━━━━━ Supplied records ━━━━━

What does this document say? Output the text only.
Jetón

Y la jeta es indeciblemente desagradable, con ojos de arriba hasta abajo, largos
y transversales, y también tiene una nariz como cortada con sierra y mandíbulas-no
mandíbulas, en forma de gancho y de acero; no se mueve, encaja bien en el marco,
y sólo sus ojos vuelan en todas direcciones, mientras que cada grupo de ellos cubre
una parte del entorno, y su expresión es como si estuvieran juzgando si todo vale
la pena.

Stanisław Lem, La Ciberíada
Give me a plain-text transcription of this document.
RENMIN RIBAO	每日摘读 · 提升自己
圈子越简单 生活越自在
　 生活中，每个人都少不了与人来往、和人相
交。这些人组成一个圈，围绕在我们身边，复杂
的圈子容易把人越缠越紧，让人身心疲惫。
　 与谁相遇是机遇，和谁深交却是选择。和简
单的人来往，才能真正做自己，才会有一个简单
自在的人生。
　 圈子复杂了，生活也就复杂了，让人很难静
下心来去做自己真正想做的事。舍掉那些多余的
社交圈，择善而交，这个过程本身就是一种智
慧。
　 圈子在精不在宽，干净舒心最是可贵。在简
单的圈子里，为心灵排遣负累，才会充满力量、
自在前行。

━━━━━

What to work on – Please repeat the listing exactly, with nothing left out.

Finished answer –
What does this document say? Output the text only.
Jetón

Y la jeta es indeciblemente desagradable, con ojos de arriba hasta abajo, largos
y transversales, y también tiene una nariz como cortada con sierra y mandíbulas-no
mandíbulas, en forma de gancho y de acero; no se mueve, encaja bien en el marco,
y sólo sus ojos vuelan en todas direcciones, mientras que cada grupo de ellos cubre
una parte del entorno, y su expresión es como si estuvieran juzgando si todo vale
la pena.

Stanisław Lem, La Ciberíada
Give me a plain-text transcription of this document.
RENMIN RIBAO	每日摘读 · 提升自己
圈子越简单 生活越自在
　 生活中，每个人都少不了与人来往、和人相
交。这些人组成一个圈，围绕在我们身边，复杂
的圈子容易把人越缠越紧，让人身心疲惫。
　 与谁相遇是机遇，和谁深交却是选择。和简
单的人来往，才能真正做自己，才会有一个简单
自在的人生。
　 圈子复杂了，生活也就复杂了，让人很难静
下心来去做自己真正想做的事。舍掉那些多余的
社交圈，择善而交，这个过程本身就是一种智
慧。
　 圈子在精不在宽，干净舒心最是可贵。在简
单的圈子里，为心灵排遣负累，才会充满力量、
自在前行。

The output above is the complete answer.